Copy every record below exactly.

[Dataset entries on figures]
_ _ _ _ _
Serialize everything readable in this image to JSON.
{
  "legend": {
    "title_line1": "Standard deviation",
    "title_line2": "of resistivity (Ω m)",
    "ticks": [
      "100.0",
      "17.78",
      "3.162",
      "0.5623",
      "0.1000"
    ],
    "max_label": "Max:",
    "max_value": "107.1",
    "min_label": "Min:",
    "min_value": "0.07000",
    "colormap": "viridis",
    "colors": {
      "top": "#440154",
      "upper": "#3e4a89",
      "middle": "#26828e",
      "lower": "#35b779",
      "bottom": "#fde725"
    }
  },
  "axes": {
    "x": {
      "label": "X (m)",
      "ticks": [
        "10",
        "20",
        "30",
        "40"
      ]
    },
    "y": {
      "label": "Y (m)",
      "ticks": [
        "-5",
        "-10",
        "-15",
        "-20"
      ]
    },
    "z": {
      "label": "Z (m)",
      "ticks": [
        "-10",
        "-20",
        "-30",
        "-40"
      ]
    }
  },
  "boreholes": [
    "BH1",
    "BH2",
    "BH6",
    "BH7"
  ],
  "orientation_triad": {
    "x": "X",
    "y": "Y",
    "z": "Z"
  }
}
_ _ _ _ _
## RESULT BELOW
Serialize everything readable in this image to JSON.
{
  "legend": {
    "title_line1": "Standard deviation",
    "title_line2": "of resistivity (Ω m)",
    "ticks": [
      "100.0",
      "17.78",
      "3.162",
      "0.5623",
      "0.1000"
    ],
    "max_label": "Max:",
    "max_value": "107.1",
    "min_label": "Min:",
    "min_value": "0.07000",
    "colormap": "viridis",
    "colors": {
      "top": "#440154",
      "upper": "#3e4a89",
      "middle": "#26828e",
      "lower": "#35b779",
      "bottom": "#fde725"
    }
  },
  "axes": {
    "x": {
      "label": "X (m)",
      "ticks": [
        "10",
        "20",
        "30",
        "40"
      ]
    },
    "y": {
      "label": "Y (m)",
      "ticks": [
        "-5",
        "-10",
        "-15",
        "-20"
      ]
    },
    "z": {
      "label": "Z (m)",
      "ticks": [
        "-10",
        "-20",
        "-30",
        "-40"
      ]
    }
  },
  "boreholes": [
    "BH1",
    "BH2",
    "BH6",
    "BH7"
  ],
  "orientation_triad": {
    "x": "X",
    "y": "Y",
    "z": "Z"
  }
}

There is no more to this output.